Data extracted from a collection

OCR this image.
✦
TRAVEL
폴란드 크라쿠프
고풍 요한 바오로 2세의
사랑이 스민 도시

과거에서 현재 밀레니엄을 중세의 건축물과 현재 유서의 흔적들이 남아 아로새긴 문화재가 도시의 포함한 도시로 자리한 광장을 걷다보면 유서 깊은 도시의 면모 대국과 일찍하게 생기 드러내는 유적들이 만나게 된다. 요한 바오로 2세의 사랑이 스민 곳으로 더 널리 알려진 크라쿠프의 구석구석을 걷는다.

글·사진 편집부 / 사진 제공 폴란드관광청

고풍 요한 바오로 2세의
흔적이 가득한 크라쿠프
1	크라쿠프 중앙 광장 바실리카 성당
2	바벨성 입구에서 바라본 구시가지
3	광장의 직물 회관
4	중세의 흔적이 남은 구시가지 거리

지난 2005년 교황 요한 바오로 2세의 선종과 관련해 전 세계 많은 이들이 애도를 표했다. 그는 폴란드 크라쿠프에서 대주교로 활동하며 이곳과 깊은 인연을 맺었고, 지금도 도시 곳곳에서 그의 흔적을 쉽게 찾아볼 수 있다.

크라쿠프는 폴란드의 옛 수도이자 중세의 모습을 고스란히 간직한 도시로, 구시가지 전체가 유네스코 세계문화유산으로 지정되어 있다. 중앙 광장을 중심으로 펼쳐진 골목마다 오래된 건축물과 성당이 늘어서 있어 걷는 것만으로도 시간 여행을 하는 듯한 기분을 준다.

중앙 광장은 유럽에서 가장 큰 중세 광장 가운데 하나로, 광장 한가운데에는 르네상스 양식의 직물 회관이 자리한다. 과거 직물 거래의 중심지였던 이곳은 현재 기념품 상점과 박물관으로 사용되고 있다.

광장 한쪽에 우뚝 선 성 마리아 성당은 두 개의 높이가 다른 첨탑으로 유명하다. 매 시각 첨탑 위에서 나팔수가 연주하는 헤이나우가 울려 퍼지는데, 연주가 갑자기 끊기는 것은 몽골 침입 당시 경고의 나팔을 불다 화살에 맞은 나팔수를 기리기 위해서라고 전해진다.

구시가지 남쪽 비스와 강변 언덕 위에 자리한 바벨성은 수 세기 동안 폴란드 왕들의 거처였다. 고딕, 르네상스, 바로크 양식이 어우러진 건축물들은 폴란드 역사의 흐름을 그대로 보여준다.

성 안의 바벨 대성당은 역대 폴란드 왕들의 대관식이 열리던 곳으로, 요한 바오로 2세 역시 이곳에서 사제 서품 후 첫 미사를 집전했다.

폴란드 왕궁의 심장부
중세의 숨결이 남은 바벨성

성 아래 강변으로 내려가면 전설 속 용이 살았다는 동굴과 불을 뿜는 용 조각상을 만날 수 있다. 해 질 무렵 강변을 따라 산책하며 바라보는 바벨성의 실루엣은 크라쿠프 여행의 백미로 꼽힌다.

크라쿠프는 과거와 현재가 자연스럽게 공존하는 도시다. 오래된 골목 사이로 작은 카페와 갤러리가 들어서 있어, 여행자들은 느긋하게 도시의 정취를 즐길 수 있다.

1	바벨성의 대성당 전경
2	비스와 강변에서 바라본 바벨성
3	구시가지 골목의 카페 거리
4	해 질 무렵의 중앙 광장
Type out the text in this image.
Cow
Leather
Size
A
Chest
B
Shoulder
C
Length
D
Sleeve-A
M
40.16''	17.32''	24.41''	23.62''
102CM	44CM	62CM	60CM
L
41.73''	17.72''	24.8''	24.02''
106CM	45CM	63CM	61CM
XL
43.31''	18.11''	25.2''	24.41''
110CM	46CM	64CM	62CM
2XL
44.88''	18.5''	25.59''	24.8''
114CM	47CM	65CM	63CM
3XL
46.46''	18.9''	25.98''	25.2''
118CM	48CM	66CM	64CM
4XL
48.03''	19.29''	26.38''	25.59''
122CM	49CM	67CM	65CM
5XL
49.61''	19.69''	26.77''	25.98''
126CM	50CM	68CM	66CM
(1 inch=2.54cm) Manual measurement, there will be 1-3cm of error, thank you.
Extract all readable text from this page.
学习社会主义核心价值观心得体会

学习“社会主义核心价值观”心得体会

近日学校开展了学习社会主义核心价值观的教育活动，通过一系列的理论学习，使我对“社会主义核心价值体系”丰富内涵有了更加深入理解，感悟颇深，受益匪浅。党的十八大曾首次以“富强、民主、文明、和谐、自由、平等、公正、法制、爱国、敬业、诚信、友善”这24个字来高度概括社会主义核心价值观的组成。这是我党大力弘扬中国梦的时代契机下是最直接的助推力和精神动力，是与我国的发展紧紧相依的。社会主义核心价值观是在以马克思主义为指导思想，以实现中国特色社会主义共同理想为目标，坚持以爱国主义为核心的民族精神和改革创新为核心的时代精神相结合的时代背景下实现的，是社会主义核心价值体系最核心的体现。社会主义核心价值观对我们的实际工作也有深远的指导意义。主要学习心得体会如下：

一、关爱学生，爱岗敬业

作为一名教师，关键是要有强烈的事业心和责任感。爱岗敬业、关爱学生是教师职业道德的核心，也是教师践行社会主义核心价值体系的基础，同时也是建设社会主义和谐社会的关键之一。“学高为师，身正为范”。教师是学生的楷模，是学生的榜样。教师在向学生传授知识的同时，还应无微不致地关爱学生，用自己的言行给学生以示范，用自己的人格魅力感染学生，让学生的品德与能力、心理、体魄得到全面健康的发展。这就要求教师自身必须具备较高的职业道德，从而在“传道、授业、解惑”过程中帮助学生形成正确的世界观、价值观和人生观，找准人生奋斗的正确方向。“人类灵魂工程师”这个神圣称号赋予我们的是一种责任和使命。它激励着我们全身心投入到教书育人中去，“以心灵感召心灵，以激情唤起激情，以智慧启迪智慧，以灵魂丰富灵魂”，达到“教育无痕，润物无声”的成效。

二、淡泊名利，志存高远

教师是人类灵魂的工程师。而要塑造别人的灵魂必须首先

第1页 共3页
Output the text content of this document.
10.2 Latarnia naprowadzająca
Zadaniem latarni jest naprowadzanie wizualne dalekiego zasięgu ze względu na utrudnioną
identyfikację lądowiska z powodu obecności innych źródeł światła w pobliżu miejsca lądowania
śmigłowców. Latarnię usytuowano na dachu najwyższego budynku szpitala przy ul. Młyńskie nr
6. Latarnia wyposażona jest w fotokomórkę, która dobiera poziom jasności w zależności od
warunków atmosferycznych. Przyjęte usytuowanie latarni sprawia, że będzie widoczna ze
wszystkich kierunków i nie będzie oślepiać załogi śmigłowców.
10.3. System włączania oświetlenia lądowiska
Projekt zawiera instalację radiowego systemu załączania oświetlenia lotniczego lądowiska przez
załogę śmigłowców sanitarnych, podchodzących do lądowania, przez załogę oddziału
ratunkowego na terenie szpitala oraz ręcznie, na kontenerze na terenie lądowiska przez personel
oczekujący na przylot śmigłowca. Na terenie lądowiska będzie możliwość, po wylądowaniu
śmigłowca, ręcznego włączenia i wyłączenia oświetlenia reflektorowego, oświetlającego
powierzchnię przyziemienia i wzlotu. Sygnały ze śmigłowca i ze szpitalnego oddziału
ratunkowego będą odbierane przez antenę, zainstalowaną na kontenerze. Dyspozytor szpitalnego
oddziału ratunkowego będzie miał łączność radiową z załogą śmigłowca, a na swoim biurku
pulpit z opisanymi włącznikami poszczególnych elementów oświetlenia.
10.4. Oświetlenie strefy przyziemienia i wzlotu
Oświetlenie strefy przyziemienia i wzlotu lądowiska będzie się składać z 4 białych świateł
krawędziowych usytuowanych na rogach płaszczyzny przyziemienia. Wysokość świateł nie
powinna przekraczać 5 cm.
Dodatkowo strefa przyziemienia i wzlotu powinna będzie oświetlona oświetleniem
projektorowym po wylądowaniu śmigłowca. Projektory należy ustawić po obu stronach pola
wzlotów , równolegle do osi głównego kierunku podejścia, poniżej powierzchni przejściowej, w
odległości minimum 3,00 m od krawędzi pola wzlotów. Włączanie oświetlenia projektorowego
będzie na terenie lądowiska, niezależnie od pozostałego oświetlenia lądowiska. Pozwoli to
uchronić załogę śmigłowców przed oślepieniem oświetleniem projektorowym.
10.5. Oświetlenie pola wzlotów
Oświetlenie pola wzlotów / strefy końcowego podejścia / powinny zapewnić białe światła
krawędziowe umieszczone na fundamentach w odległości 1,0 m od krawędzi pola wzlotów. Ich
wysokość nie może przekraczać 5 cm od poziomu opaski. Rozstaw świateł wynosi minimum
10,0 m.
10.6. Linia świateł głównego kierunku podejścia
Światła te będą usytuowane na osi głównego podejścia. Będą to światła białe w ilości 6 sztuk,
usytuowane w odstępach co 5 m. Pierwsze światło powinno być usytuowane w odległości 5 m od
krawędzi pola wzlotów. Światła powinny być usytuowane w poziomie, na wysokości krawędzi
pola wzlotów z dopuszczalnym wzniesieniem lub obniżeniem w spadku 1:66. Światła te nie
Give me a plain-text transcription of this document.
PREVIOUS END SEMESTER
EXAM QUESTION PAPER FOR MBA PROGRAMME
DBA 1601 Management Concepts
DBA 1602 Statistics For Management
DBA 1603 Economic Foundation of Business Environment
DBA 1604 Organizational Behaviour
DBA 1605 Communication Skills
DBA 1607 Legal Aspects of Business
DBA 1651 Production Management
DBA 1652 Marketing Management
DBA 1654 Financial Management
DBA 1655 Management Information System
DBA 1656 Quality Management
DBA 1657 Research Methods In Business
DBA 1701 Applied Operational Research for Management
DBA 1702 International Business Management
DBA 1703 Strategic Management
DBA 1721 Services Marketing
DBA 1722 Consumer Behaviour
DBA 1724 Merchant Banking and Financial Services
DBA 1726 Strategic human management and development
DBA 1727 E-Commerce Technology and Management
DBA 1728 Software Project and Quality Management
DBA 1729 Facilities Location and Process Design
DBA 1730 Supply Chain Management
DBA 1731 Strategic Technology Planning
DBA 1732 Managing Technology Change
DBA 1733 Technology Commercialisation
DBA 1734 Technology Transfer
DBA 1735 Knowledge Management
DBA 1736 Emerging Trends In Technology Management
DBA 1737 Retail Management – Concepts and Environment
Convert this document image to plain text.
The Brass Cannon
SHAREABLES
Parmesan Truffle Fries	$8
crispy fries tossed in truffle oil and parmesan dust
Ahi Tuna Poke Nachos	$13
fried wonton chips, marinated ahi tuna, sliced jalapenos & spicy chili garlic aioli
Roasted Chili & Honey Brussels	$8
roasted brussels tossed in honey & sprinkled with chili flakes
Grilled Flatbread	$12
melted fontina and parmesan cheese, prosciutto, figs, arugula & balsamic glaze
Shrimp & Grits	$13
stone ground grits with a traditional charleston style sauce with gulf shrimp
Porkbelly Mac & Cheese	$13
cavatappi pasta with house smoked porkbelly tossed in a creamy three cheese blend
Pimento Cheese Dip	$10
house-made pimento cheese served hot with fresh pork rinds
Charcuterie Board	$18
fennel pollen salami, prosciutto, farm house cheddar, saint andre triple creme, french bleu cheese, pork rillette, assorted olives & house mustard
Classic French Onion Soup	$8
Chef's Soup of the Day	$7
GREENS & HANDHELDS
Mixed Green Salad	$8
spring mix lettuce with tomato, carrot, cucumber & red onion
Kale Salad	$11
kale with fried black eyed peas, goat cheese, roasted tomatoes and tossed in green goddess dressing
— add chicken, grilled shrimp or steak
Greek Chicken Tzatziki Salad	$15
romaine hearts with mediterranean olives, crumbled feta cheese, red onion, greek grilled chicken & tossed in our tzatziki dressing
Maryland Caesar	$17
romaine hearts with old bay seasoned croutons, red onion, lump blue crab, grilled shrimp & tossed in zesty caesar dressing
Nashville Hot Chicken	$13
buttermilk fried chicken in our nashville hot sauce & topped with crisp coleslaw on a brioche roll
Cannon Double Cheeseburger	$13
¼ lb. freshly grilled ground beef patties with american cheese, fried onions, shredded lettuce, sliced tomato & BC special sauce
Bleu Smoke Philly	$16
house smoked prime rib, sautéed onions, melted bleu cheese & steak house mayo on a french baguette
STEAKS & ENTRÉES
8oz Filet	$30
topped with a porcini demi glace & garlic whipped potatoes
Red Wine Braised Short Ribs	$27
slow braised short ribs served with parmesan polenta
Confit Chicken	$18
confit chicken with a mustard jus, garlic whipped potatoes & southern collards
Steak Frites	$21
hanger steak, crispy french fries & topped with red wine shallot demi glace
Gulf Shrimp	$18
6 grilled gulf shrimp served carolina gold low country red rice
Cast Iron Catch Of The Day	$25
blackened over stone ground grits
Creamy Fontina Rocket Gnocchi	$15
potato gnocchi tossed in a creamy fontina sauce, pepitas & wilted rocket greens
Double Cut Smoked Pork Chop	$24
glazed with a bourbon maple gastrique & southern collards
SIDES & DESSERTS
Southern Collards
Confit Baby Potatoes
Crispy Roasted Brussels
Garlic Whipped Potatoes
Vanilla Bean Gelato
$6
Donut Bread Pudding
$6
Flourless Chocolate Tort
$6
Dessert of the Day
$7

» **THE EXERCISE**
Find every line in the records that has the string "załogę", then state how many there are and nothing else.

» **TASK SOLUTION**
2